[Begin MATERIALS PROVIDED]
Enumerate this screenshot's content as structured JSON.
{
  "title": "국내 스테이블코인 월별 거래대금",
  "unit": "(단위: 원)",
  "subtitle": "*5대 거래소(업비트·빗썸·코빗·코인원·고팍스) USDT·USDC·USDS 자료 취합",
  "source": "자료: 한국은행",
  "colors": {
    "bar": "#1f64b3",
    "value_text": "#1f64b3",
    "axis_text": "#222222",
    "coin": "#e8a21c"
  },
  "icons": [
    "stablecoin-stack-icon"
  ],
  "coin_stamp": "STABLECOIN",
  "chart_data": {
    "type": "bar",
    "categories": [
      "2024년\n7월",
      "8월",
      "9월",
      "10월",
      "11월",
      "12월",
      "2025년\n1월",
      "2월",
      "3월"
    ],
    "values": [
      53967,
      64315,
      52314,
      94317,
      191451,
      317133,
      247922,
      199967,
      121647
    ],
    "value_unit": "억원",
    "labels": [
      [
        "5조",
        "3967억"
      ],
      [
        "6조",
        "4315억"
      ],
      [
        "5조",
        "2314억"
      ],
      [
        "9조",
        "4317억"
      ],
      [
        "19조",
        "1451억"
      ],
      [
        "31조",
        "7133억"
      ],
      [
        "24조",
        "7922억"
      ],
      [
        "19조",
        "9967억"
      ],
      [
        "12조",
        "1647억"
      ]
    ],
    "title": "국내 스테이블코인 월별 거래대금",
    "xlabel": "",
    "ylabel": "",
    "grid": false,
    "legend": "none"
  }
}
[End MATERIALS PROVIDED]
**WHAT IS BEING ASKED:** Scan the material above. Extract every line in which the word "스테이블코인" occurs.

**RIGHT ANSWER:**
  "title": "국내 스테이블코인 월별 거래대금",
    "title": "국내 스테이블코인 월별 거래대금",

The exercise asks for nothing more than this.